Description of the task: Return each line of the data below exactly, omitting any pictures.

Records:
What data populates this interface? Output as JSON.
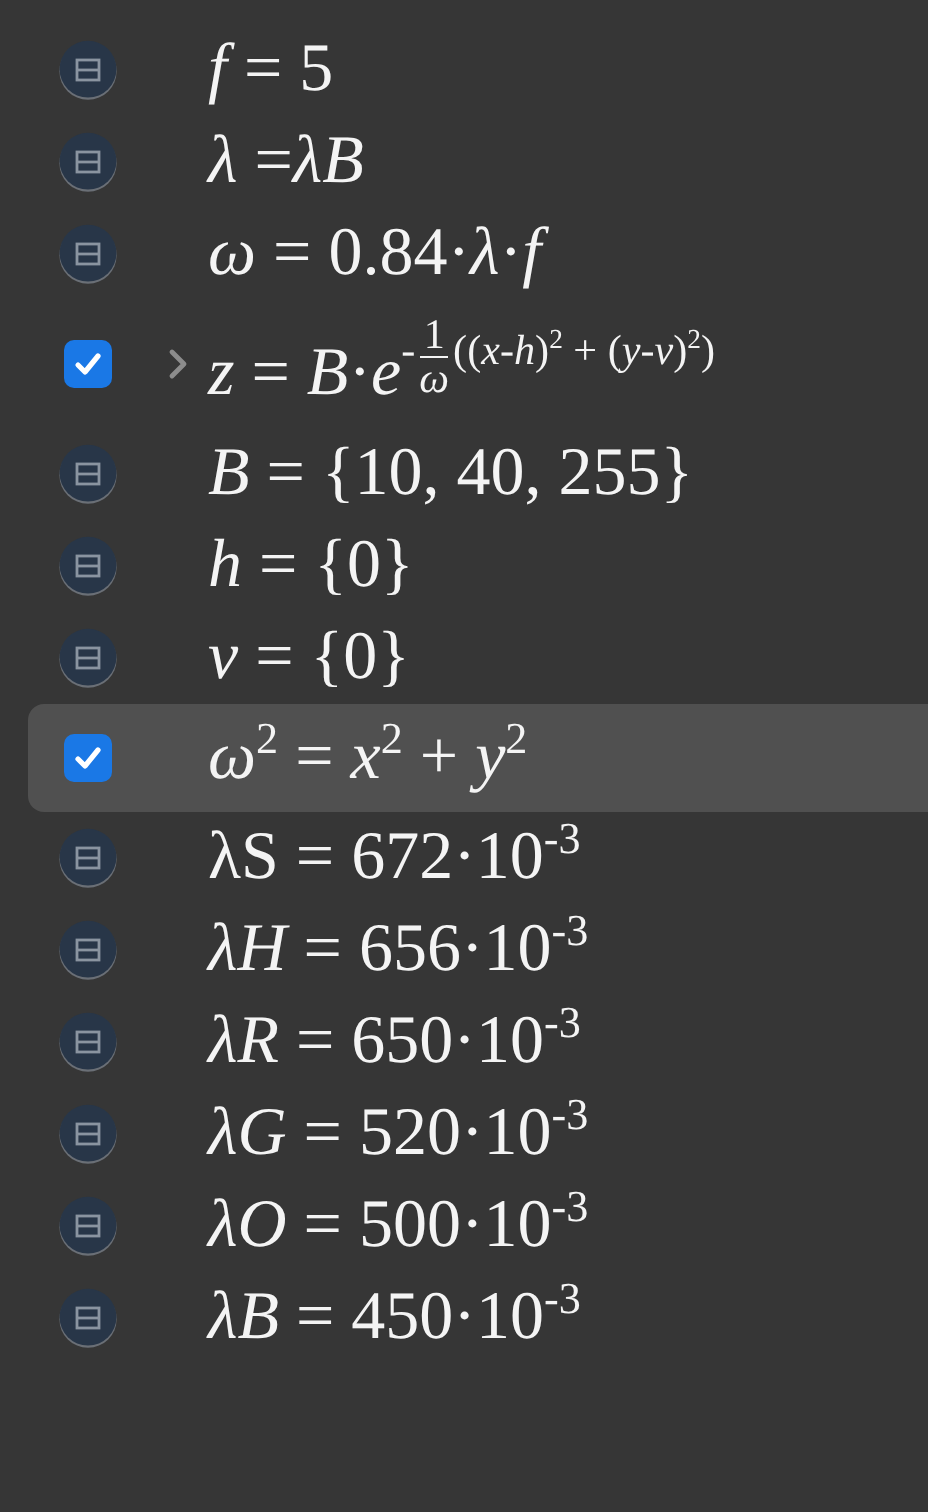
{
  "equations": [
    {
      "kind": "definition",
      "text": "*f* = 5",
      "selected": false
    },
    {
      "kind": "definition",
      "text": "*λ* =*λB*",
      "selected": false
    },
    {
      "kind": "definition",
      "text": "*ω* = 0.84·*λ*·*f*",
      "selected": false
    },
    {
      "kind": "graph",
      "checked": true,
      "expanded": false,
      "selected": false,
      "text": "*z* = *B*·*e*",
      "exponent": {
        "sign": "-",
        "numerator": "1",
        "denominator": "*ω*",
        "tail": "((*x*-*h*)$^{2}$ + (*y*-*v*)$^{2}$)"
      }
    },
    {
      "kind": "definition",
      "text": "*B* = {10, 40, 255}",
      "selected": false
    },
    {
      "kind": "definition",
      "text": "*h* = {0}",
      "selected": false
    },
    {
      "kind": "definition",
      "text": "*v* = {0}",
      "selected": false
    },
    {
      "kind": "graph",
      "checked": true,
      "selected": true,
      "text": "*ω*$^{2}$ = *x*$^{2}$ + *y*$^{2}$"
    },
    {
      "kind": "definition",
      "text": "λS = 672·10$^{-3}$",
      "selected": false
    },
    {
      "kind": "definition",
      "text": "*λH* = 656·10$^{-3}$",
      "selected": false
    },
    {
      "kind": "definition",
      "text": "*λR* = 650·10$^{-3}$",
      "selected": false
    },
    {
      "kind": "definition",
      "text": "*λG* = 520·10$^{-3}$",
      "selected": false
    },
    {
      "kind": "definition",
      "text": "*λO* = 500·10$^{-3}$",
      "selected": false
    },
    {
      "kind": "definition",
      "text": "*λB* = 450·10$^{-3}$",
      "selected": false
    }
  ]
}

Output:
What data populates this interface? Output as JSON.
{
  "equations": [
    {
      "kind": "definition",
      "text": "*f* = 5",
      "selected": false
    },
    {
      "kind": "definition",
      "text": "*λ* =*λB*",
      "selected": false
    },
    {
      "kind": "definition",
      "text": "*ω* = 0.84·*λ*·*f*",
      "selected": false
    },
    {
      "kind": "graph",
      "checked": true,
      "expanded": false,
      "selected": false,
      "text": "*z* = *B*·*e*",
      "exponent": {
        "sign": "-",
        "numerator": "1",
        "denominator": "*ω*",
        "tail": "((*x*-*h*)$^{2}$ + (*y*-*v*)$^{2}$)"
      }
    },
    {
      "kind": "definition",
      "text": "*B* = {10, 40, 255}",
      "selected": false
    },
    {
      "kind": "definition",
      "text": "*h* = {0}",
      "selected": false
    },
    {
      "kind": "definition",
      "text": "*v* = {0}",
      "selected": false
    },
    {
      "kind": "graph",
      "checked": true,
      "selected": true,
      "text": "*ω*$^{2}$ = *x*$^{2}$ + *y*$^{2}$"
    },
    {
      "kind": "definition",
      "text": "λS = 672·10$^{-3}$",
      "selected": false
    },
    {
      "kind": "definition",
      "text": "*λH* = 656·10$^{-3}$",
      "selected": false
    },
    {
      "kind": "definition",
      "text": "*λR* = 650·10$^{-3}$",
      "selected": false
    },
    {
      "kind": "definition",
      "text": "*λG* = 520·10$^{-3}$",
      "selected": false
    },
    {
      "kind": "definition",
      "text": "*λO* = 500·10$^{-3}$",
      "selected": false
    },
    {
      "kind": "definition",
      "text": "*λB* = 450·10$^{-3}$",
      "selected": false
    }
  ]
}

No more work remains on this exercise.